● **EXTRACT TO READ**:

Elizabeth Miller v Greater Glasgow NHS Board 14 May
2010
On 19 October 2001, the claimant underwent an operation at
Glasgow Royal Infirmary to replace the aortic valve in her heart.
She contracted a post-operative wound infection. The infection
turned out to be methicillin-resistant staphylococcus aureus
(MRSA). It was contracted, she said, from a staff member who hadn't
washed their hands. She raised a claim against the health board at
common law for the alleged failure to institute and enforce a
reasonable hygiene policy. She also alleged that they were
vicariously liable for the negligence of the staff member. Finally,
she argued that the health board were liable under the Control of
Substances Hazardous to Health Regulations 1999 for failing to
prevent her being exposed to a substance hazardous to health.
The mere thought of this claim caused the defenders to become
fevered. They feared that resources earmarked for frontline care
would have to be diverted to defend MRSA claims. Mrs Miller's
pleadings, they said, were so toxic that the claim should be
dismissed without giving Mrs Miller the opportunity to lead any
evidence.
Over six days in the early part of 2008, the health board tried
to persuade a judge sitting alone (Lady Clark) to perform emergency
surgery on the claim, cutting out the worst parts or, preferably,
putting it out of its misery all together. Lady Clark refused to do
so. She held that it was well established that health boards have
duties to their patients at common law, to take reasonable care to
provide hospitals that are clean. She held that until evidence had
been led it was not possible to come to a final view on whether in
these particular circumstances the hospital had failed to take
reasonable care for Mrs Miller. It did not follow from the fact
that MRSA had been contracted that liability would be established;
but even if liability was established, Lady Clark did not consider
that it would necessarily set any precedent for future cases where
the contraction of MRSA is in issue. She also allowed the
claimant's case under the 1999 Regulations to go to trial, albeit
with some hesitation.

Page layout parsing data:
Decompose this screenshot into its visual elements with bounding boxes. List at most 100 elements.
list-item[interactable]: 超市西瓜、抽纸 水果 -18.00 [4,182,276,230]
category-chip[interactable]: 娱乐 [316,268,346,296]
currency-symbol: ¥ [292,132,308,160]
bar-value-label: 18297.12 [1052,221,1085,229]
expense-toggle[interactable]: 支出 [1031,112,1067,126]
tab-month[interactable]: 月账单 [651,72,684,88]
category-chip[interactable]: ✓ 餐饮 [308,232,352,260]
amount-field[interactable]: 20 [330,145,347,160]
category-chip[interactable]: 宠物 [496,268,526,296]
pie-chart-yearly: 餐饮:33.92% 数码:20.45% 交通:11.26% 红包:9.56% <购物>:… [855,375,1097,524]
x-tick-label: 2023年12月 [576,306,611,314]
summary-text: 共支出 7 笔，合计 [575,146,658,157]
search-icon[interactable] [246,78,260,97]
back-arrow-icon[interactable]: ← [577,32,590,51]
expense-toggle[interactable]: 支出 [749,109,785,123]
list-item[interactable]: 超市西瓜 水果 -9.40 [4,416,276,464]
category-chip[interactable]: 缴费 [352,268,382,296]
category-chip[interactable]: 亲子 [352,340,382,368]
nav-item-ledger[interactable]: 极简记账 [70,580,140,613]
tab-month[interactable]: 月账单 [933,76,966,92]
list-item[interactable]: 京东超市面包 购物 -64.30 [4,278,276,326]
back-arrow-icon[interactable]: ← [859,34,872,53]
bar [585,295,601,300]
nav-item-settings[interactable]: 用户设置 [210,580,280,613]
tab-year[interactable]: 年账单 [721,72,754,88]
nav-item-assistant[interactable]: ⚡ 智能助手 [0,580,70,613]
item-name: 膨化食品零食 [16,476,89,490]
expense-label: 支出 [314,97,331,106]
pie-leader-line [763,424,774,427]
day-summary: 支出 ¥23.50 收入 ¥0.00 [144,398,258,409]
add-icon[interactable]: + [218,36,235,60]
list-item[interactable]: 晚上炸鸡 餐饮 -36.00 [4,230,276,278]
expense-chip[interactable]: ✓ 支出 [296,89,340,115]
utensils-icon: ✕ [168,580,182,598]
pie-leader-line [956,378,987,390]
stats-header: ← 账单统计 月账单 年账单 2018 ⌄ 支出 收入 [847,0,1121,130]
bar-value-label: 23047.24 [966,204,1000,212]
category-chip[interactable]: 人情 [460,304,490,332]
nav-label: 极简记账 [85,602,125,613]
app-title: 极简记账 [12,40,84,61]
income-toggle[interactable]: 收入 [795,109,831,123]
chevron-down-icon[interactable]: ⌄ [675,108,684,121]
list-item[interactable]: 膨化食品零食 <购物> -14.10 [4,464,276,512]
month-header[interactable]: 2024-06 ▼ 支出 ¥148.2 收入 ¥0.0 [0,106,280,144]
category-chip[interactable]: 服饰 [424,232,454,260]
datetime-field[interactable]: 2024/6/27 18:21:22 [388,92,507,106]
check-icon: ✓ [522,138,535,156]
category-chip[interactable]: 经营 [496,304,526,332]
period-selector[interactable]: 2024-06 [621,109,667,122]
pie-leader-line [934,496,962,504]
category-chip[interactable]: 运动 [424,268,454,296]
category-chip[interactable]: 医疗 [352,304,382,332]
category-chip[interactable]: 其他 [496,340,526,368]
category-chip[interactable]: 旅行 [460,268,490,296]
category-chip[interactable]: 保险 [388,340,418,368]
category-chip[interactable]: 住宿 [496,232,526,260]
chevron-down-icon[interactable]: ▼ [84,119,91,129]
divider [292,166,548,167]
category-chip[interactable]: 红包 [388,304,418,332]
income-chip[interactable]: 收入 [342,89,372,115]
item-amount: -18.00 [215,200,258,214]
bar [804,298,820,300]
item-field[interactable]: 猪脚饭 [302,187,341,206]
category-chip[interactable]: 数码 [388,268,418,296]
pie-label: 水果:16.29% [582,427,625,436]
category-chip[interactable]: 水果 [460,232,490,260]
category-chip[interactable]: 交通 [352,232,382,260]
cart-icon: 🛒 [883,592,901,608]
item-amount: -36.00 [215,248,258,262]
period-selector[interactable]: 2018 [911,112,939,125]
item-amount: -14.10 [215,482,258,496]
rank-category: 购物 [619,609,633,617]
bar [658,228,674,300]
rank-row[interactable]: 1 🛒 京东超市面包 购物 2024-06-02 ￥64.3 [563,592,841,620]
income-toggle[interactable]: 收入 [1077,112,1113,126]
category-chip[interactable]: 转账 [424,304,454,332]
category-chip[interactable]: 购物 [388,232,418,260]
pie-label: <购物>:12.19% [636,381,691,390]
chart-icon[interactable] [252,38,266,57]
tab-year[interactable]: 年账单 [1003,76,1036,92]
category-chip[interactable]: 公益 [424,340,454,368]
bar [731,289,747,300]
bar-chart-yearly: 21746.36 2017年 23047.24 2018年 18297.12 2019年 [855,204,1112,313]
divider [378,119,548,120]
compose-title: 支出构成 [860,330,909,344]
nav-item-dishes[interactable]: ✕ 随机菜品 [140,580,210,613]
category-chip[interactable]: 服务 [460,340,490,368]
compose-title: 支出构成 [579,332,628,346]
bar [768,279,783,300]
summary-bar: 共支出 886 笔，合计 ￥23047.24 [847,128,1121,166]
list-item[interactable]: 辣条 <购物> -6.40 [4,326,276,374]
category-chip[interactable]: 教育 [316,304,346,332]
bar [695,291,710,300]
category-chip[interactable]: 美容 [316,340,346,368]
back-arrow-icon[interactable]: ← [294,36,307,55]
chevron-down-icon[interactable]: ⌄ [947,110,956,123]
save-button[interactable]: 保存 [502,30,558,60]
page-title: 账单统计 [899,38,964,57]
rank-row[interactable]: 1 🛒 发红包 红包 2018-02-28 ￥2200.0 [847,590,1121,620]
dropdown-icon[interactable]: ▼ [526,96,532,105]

● **DIRECTIONS**:
1/ Translate this sentence from the MRSA case summary into Spanish: "She contracted a post-operative wound infection."
2/ Extend the MRSA case summary onward from its final sentence.
This listing comes from a separate source.

● **ANSWERS PER TASK**:
1/ Contrajo una infección posoperatoria de la herida.

2/
The health board thought Lady Clark had been wrong to refuse to
perform radical surgery to the pleadings and sought a second
opinion from the appeal court. Although prepared to take a scalpel
to the parts of the claimant's pleadings they considered
irrelevant, the appeal court agreed with Lady Clark. They held that
the claimant was entitled to an inquiry into whether she had
contracted MRSA because of a lack of soap and towels for staff. If
it were the case that the health board would have to expend a
disproportionately large amount of resources in an attempt to
prevent patients contracting MRSA, then it was incumbent on them to
set that out in their pleadings. Their pleadings were silent.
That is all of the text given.